Output the full listing word for word.

_ _ _

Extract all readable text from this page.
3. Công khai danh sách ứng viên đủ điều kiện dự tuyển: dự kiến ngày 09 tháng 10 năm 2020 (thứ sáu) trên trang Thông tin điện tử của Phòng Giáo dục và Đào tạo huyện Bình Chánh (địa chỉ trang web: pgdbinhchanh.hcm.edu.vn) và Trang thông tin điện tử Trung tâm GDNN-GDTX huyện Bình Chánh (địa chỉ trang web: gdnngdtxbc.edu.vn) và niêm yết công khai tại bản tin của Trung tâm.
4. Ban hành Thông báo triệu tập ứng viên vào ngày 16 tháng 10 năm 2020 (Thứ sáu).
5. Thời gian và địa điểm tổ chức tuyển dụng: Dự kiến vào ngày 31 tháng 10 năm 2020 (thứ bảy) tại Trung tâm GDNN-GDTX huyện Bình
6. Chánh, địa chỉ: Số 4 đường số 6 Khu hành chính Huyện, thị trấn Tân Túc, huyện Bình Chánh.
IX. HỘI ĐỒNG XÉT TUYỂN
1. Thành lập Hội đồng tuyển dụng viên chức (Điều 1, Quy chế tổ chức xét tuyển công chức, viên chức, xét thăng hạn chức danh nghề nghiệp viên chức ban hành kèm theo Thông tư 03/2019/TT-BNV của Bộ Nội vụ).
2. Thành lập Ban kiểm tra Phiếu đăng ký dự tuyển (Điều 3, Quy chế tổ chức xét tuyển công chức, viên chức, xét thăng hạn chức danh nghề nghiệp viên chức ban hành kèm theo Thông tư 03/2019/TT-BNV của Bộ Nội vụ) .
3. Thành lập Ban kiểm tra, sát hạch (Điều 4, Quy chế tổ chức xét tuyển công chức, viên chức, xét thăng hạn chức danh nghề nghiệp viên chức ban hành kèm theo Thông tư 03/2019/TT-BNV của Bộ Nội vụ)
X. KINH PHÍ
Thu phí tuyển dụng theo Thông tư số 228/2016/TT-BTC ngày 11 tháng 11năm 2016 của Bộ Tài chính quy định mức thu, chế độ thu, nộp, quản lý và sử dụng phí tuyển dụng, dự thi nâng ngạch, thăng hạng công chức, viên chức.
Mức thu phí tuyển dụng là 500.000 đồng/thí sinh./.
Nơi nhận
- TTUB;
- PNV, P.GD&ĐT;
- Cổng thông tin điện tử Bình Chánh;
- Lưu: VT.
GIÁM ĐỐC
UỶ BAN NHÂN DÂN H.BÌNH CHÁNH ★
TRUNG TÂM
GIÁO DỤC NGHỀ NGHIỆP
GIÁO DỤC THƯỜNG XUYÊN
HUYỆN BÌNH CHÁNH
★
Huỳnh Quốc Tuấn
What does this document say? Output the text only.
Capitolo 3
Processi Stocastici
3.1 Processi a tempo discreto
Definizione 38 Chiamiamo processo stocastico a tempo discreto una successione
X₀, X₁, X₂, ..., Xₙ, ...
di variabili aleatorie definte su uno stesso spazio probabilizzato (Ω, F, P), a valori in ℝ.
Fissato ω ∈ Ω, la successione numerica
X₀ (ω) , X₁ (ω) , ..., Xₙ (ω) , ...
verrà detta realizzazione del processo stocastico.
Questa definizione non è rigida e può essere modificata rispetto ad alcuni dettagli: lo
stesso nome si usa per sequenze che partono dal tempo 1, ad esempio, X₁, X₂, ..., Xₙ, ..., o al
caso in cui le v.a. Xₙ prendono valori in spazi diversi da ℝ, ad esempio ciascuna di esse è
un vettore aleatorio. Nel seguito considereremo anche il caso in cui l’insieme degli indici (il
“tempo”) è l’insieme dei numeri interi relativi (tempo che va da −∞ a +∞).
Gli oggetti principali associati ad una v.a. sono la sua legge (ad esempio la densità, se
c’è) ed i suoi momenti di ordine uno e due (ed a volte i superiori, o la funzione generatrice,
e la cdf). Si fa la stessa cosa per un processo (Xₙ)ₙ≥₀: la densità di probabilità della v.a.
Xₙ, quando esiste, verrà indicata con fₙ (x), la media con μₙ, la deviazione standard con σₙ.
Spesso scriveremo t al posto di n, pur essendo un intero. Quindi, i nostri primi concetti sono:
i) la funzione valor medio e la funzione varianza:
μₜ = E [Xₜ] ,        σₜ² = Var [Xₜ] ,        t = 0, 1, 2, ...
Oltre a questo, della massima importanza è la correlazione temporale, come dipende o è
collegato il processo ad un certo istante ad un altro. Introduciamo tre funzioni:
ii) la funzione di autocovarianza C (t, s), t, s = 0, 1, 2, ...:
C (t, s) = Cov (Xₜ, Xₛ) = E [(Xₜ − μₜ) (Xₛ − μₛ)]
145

_ _ _

WRITTEN SOLUTION –
Extract all readable text from this page.
3. Công khai danh sách ứng viên đủ điều kiện dự tuyển: dự kiến ngày 09 tháng 10 năm 2020 (thứ sáu) trên trang Thông tin điện tử của Phòng Giáo dục và Đào tạo huyện Bình Chánh (địa chỉ trang web: pgdbinhchanh.hcm.edu.vn) và Trang thông tin điện tử Trung tâm GDNN-GDTX huyện Bình Chánh (địa chỉ trang web: gdnngdtxbc.edu.vn) và niêm yết công khai tại bản tin của Trung tâm.
4. Ban hành Thông báo triệu tập ứng viên vào ngày 16 tháng 10 năm 2020 (Thứ sáu).
5. Thời gian và địa điểm tổ chức tuyển dụng: Dự kiến vào ngày 31 tháng 10 năm 2020 (thứ bảy) tại Trung tâm GDNN-GDTX huyện Bình
6. Chánh, địa chỉ: Số 4 đường số 6 Khu hành chính Huyện, thị trấn Tân Túc, huyện Bình Chánh.
IX. HỘI ĐỒNG XÉT TUYỂN
1. Thành lập Hội đồng tuyển dụng viên chức (Điều 1, Quy chế tổ chức xét tuyển công chức, viên chức, xét thăng hạn chức danh nghề nghiệp viên chức ban hành kèm theo Thông tư 03/2019/TT-BNV của Bộ Nội vụ).
2. Thành lập Ban kiểm tra Phiếu đăng ký dự tuyển (Điều 3, Quy chế tổ chức xét tuyển công chức, viên chức, xét thăng hạn chức danh nghề nghiệp viên chức ban hành kèm theo Thông tư 03/2019/TT-BNV của Bộ Nội vụ) .
3. Thành lập Ban kiểm tra, sát hạch (Điều 4, Quy chế tổ chức xét tuyển công chức, viên chức, xét thăng hạn chức danh nghề nghiệp viên chức ban hành kèm theo Thông tư 03/2019/TT-BNV của Bộ Nội vụ)
X. KINH PHÍ
Thu phí tuyển dụng theo Thông tư số 228/2016/TT-BTC ngày 11 tháng 11năm 2016 của Bộ Tài chính quy định mức thu, chế độ thu, nộp, quản lý và sử dụng phí tuyển dụng, dự thi nâng ngạch, thăng hạng công chức, viên chức.
Mức thu phí tuyển dụng là 500.000 đồng/thí sinh./.
Nơi nhận
- TTUB;
- PNV, P.GD&ĐT;
- Cổng thông tin điện tử Bình Chánh;
- Lưu: VT.
GIÁM ĐỐC
UỶ BAN NHÂN DÂN H.BÌNH CHÁNH ★
TRUNG TÂM
GIÁO DỤC NGHỀ NGHIỆP
GIÁO DỤC THƯỜNG XUYÊN
HUYỆN BÌNH CHÁNH
★
Huỳnh Quốc Tuấn
What does this document say? Output the text only.
Capitolo 3
Processi Stocastici
3.1 Processi a tempo discreto
Definizione 38 Chiamiamo processo stocastico a tempo discreto una successione
X₀, X₁, X₂, ..., Xₙ, ...
di variabili aleatorie definte su uno stesso spazio probabilizzato (Ω, F, P), a valori in ℝ.
Fissato ω ∈ Ω, la successione numerica
X₀ (ω) , X₁ (ω) , ..., Xₙ (ω) , ...
verrà detta realizzazione del processo stocastico.
Questa definizione non è rigida e può essere modificata rispetto ad alcuni dettagli: lo
stesso nome si usa per sequenze che partono dal tempo 1, ad esempio, X₁, X₂, ..., Xₙ, ..., o al
caso in cui le v.a. Xₙ prendono valori in spazi diversi da ℝ, ad esempio ciascuna di esse è
un vettore aleatorio. Nel seguito considereremo anche il caso in cui l’insieme degli indici (il
“tempo”) è l’insieme dei numeri interi relativi (tempo che va da −∞ a +∞).
Gli oggetti principali associati ad una v.a. sono la sua legge (ad esempio la densità, se
c’è) ed i suoi momenti di ordine uno e due (ed a volte i superiori, o la funzione generatrice,
e la cdf). Si fa la stessa cosa per un processo (Xₙ)ₙ≥₀: la densità di probabilità della v.a.
Xₙ, quando esiste, verrà indicata con fₙ (x), la media con μₙ, la deviazione standard con σₙ.
Spesso scriveremo t al posto di n, pur essendo un intero. Quindi, i nostri primi concetti sono:
i) la funzione valor medio e la funzione varianza:
μₜ = E [Xₜ] ,        σₜ² = Var [Xₜ] ,        t = 0, 1, 2, ...
Oltre a questo, della massima importanza è la correlazione temporale, come dipende o è
collegato il processo ad un certo istante ad un altro. Introduciamo tre funzioni:
ii) la funzione di autocovarianza C (t, s), t, s = 0, 1, 2, ...:
C (t, s) = Cov (Xₜ, Xₛ) = E [(Xₜ − μₜ) (Xₛ − μₛ)]
145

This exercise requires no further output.